> [TASK PROMPT]: Select and copy out every line in the records containing "country".

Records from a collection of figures
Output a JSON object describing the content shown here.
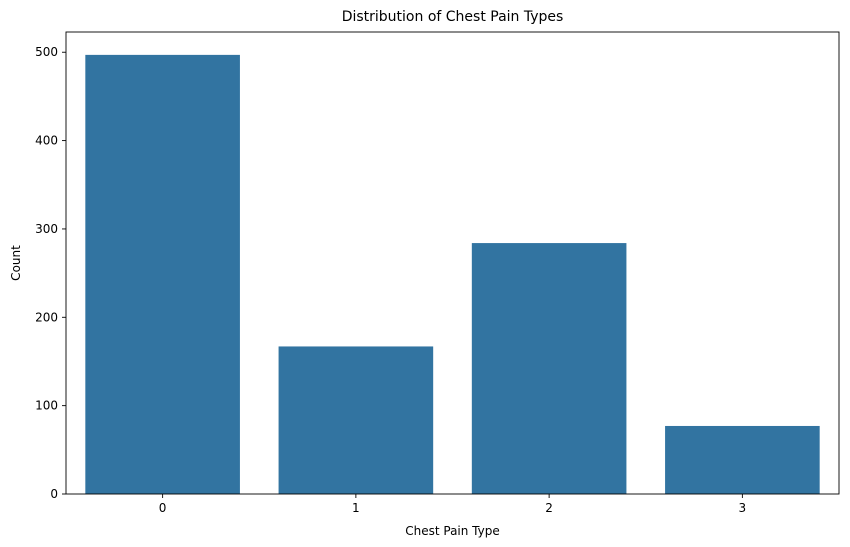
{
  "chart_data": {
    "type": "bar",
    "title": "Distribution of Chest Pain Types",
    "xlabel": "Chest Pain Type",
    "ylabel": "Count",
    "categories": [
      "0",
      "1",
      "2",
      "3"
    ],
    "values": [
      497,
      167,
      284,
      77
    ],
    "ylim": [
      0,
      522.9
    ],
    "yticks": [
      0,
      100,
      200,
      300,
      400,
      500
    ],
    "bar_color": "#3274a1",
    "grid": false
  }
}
---
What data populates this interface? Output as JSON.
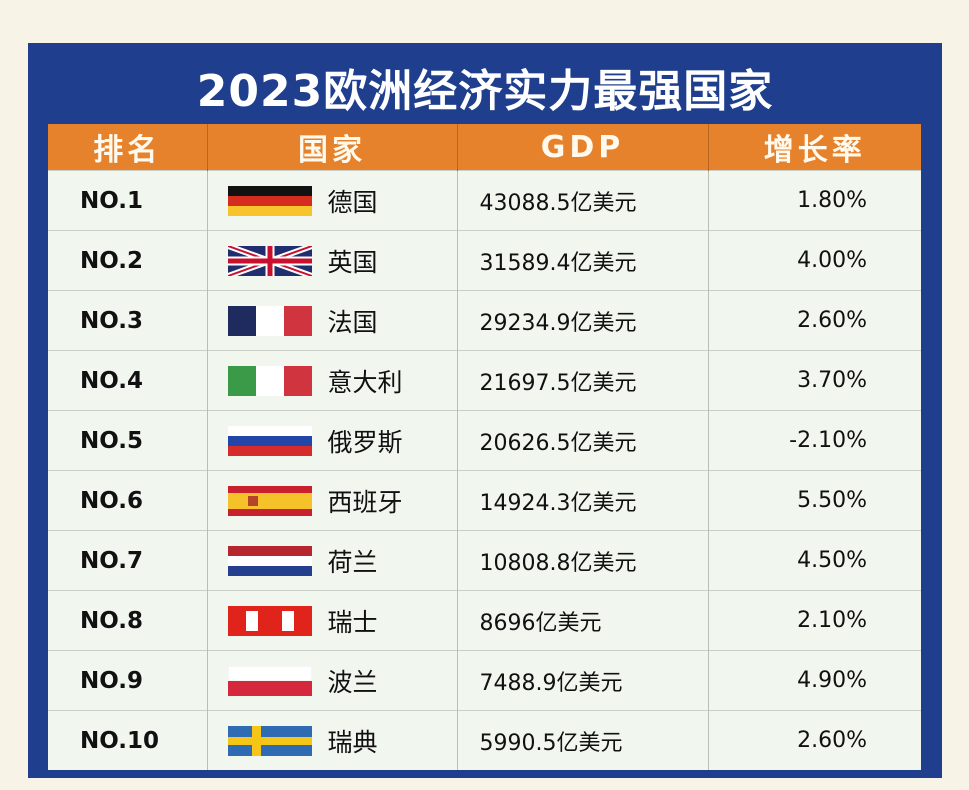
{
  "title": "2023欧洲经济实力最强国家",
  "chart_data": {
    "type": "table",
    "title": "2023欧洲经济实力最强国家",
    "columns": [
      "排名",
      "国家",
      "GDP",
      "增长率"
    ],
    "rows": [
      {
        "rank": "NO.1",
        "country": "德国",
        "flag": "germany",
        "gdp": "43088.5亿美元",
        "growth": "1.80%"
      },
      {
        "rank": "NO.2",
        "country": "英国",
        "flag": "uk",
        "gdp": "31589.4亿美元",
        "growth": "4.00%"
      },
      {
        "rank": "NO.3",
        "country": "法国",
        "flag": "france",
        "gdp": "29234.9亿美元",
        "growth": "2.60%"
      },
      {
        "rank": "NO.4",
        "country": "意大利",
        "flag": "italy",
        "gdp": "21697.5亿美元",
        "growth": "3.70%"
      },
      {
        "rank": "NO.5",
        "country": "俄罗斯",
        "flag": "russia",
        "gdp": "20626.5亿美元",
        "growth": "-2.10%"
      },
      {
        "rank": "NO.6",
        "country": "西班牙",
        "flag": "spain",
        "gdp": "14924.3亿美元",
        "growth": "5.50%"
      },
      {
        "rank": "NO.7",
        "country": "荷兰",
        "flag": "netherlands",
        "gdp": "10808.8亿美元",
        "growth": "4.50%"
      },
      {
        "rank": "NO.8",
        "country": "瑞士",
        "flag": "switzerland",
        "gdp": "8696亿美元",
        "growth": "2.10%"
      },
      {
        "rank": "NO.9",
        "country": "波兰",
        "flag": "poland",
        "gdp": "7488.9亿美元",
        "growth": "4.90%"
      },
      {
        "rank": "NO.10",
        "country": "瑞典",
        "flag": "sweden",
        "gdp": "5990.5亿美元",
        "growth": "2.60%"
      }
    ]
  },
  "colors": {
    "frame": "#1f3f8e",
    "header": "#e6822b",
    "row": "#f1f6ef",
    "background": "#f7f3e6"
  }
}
--
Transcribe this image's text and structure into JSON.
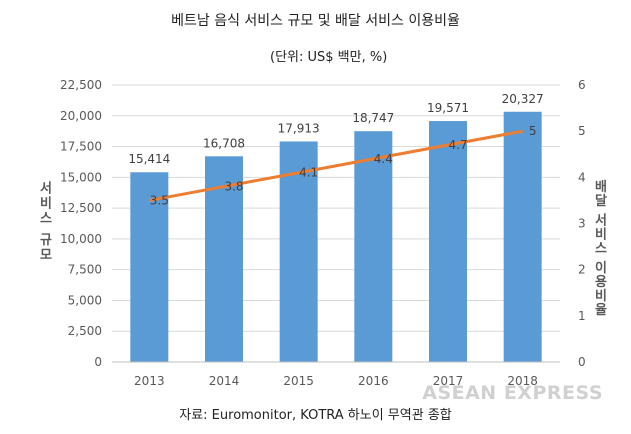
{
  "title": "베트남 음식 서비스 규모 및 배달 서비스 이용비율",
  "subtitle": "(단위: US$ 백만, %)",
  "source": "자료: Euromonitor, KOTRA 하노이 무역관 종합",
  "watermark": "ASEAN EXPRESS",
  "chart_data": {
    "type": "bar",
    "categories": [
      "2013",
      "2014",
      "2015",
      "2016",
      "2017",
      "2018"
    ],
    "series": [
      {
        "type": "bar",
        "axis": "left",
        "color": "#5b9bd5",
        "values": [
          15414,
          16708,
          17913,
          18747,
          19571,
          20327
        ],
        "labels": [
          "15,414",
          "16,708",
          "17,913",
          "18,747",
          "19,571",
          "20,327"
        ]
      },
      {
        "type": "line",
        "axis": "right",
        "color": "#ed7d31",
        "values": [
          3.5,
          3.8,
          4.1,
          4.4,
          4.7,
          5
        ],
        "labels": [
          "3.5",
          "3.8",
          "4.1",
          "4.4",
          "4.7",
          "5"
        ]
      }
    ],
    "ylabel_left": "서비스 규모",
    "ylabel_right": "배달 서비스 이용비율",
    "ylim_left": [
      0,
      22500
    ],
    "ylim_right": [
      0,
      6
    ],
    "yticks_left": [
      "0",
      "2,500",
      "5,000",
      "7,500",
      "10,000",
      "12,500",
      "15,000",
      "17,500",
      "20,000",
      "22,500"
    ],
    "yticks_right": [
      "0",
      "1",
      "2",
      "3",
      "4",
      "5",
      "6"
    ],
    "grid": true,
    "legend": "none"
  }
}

> [THE SOLUTION]:
        "country": "德国",
        "country": "英国",
        "country": "法国",
        "country": "意大利",
        "country": "俄罗斯",
        "country": "西班牙",
        "country": "荷兰",
        "country": "瑞士",
        "country": "波兰",
        "country": "瑞典",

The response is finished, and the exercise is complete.